** START OF MATERIAL SHOWN **
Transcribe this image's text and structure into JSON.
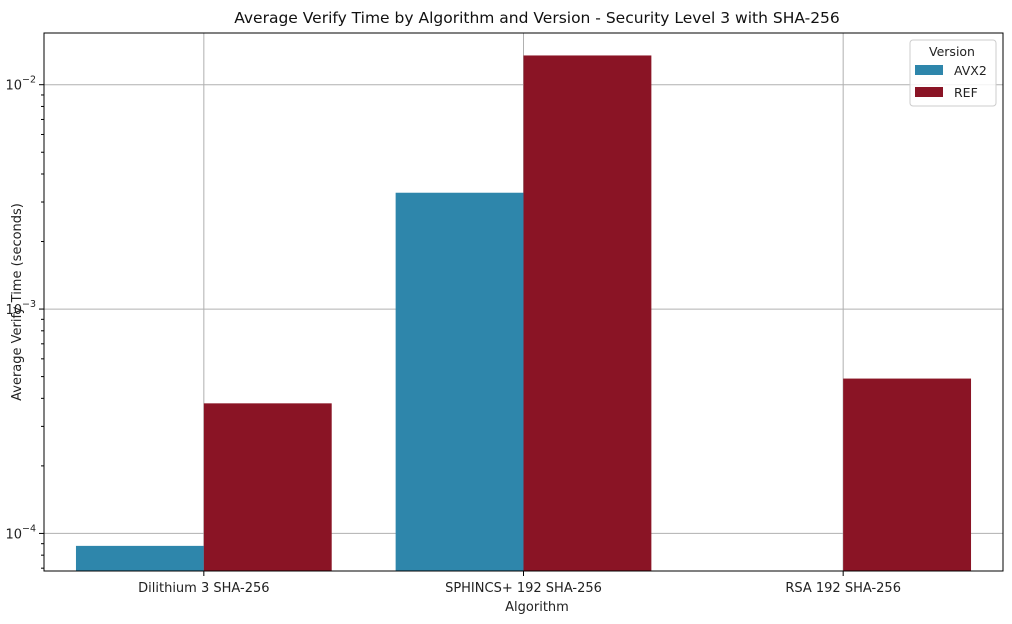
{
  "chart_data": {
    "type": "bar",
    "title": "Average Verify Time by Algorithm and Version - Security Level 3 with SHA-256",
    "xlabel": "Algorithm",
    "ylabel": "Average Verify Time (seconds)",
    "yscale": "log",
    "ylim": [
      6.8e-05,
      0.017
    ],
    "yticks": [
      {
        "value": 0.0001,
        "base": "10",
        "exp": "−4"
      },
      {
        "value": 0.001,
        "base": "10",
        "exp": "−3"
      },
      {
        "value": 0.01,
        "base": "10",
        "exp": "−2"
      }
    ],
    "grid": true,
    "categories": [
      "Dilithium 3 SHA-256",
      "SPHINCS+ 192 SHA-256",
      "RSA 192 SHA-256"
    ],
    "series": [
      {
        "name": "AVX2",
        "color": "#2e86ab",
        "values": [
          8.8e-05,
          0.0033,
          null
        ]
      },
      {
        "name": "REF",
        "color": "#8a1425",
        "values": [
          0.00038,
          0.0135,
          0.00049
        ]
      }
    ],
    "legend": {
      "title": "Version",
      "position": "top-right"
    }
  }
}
** END OF MATERIAL SHOWN **
PROBLEM DESCRIPTION:
Strip out the images, then output the records above word for word.

WRITTEN RESPONSE:
Transcribe this image's text and structure into JSON.
{
  "chart_data": {
    "type": "bar",
    "title": "Average Verify Time by Algorithm and Version - Security Level 3 with SHA-256",
    "xlabel": "Algorithm",
    "ylabel": "Average Verify Time (seconds)",
    "yscale": "log",
    "ylim": [
      6.8e-05,
      0.017
    ],
    "yticks": [
      {
        "value": 0.0001,
        "base": "10",
        "exp": "−4"
      },
      {
        "value": 0.001,
        "base": "10",
        "exp": "−3"
      },
      {
        "value": 0.01,
        "base": "10",
        "exp": "−2"
      }
    ],
    "grid": true,
    "categories": [
      "Dilithium 3 SHA-256",
      "SPHINCS+ 192 SHA-256",
      "RSA 192 SHA-256"
    ],
    "series": [
      {
        "name": "AVX2",
        "color": "#2e86ab",
        "values": [
          8.8e-05,
          0.0033,
          null
        ]
      },
      {
        "name": "REF",
        "color": "#8a1425",
        "values": [
          0.00038,
          0.0135,
          0.00049
        ]
      }
    ],
    "legend": {
      "title": "Version",
      "position": "top-right"
    }
  }
}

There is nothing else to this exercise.